- **What is needed**:
Look through the records below and collect all lines that hold the string "本月数据".

*-*-*

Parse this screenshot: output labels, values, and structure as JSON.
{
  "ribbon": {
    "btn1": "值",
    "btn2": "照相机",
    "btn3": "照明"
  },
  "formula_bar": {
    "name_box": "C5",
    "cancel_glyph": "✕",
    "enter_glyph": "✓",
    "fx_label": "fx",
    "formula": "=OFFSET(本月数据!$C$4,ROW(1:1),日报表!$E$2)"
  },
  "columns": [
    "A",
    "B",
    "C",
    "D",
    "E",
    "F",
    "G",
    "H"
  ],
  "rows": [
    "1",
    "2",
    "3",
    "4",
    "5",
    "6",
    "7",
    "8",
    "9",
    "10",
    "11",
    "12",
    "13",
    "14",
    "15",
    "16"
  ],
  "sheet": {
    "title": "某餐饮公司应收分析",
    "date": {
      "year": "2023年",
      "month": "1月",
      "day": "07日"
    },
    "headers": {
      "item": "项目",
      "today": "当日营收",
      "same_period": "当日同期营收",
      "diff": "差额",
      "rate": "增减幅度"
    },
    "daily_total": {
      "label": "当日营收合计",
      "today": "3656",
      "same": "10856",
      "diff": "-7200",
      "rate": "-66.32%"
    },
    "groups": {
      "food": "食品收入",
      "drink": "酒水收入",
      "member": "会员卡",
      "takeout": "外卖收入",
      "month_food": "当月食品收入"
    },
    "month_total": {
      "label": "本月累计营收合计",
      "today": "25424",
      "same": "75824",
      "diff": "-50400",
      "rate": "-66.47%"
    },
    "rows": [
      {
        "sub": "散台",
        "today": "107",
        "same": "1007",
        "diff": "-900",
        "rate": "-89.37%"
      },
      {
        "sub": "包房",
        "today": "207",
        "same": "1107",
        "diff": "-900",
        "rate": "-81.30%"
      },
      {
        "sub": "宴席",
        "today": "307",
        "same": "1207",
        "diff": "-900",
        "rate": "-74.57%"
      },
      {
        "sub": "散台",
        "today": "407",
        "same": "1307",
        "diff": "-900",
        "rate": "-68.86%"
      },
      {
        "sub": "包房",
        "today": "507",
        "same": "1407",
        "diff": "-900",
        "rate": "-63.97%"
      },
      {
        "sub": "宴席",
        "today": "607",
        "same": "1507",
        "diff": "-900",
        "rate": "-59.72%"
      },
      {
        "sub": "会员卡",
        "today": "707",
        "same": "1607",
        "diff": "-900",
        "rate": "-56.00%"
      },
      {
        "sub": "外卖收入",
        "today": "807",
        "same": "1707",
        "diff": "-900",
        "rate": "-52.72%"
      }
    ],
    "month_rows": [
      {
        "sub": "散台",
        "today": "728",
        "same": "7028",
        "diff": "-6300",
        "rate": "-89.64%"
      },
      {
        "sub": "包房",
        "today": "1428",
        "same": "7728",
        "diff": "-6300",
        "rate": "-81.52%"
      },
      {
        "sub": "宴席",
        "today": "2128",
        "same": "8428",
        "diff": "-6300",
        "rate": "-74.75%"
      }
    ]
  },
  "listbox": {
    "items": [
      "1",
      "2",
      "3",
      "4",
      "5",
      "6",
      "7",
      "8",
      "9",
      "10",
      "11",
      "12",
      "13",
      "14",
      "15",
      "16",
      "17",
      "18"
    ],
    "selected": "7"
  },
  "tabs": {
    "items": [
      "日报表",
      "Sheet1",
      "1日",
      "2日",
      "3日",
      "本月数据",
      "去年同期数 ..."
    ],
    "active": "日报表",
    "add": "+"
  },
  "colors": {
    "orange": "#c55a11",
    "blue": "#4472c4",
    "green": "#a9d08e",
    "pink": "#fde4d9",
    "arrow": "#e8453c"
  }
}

*-*-*

- **Expected output**:
    "formula": "=OFFSET(本月数据!$C$4,ROW(1:1),日报表!$E$2)"
      "本月数据",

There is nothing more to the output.